▶ **TASK**
Keep only the lines of the data below that contain "εἶνε", and copy them.

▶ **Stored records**
▼
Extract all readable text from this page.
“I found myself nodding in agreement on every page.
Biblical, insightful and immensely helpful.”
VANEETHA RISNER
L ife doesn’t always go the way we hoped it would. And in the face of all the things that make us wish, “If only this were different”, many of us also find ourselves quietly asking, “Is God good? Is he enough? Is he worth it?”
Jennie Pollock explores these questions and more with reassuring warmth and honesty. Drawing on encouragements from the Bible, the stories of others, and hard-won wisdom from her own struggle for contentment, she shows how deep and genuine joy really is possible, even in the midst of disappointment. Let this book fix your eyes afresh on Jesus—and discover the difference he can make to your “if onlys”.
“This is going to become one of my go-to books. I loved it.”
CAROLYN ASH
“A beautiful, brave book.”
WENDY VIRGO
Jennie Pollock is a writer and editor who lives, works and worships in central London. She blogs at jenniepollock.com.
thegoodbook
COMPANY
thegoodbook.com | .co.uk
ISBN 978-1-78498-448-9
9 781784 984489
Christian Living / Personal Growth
▲
▼
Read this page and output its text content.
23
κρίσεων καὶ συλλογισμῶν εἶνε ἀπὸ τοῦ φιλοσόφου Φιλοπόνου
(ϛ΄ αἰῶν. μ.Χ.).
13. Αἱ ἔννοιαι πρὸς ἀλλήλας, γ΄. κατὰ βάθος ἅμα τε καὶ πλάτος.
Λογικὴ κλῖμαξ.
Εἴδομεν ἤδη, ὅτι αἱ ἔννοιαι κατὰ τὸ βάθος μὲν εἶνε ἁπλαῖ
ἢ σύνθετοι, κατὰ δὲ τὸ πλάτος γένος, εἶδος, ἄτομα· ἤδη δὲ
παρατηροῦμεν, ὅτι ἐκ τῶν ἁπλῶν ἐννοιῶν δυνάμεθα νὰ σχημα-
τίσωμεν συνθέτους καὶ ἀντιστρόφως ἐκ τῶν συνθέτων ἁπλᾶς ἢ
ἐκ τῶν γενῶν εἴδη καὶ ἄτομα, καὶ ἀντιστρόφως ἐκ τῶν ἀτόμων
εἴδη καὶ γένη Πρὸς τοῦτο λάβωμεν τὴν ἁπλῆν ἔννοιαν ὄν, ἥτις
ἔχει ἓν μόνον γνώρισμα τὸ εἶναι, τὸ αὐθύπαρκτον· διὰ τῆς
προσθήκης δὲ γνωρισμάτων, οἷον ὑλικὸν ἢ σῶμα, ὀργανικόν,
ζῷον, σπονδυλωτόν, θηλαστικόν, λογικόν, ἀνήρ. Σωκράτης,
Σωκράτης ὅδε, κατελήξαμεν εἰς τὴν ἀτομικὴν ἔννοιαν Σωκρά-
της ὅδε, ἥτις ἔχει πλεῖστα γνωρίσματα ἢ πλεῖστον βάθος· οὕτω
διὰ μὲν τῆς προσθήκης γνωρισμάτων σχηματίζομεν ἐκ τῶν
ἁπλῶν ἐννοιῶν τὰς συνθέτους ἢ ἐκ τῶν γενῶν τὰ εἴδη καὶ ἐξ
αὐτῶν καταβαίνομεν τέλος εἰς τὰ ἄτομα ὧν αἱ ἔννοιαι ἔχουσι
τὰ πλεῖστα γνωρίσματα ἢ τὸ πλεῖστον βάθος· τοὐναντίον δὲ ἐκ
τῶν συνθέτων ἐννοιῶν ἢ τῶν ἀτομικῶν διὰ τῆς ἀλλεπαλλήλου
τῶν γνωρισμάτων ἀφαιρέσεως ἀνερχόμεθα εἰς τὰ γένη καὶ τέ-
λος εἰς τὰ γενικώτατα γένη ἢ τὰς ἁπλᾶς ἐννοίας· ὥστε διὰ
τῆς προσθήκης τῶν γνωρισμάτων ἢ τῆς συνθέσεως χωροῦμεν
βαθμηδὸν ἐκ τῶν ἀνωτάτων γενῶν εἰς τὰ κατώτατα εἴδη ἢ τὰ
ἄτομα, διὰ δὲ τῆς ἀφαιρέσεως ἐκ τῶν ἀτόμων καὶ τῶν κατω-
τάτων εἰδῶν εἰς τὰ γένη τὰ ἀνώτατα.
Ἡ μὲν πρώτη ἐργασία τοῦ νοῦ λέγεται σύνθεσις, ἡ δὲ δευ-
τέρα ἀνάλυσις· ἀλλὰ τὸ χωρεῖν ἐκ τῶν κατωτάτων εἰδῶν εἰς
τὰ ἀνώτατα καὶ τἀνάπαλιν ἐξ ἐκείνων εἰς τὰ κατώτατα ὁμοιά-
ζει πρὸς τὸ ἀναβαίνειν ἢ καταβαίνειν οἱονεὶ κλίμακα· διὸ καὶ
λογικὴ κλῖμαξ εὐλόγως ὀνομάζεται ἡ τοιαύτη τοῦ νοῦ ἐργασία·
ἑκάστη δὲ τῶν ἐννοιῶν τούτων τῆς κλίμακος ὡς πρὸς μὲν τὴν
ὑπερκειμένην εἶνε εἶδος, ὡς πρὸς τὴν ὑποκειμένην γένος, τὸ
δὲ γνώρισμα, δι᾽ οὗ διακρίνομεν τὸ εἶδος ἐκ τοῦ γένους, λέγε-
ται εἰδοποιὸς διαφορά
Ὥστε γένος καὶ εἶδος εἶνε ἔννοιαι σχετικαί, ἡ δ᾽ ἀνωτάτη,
▲
▶ **OUTPUT OF THE TASK**
κρίσεων καὶ συλλογισμῶν εἶνε ἀπὸ τοῦ φιλοσόφου Φιλοπόνου
Εἴδομεν ἤδη, ὅτι αἱ ἔννοιαι κατὰ τὸ βάθος μὲν εἶνε ἁπλαῖ
ὑπερκειμένην εἶνε εἶδος, ὡς πρὸς τὴν ὑποκειμένην γένος, τὸ
Ὥστε γένος καὶ εἶδος εἶνε ἔννοιαι σχετικαί, ἡ δ᾽ ἀνωτάτη,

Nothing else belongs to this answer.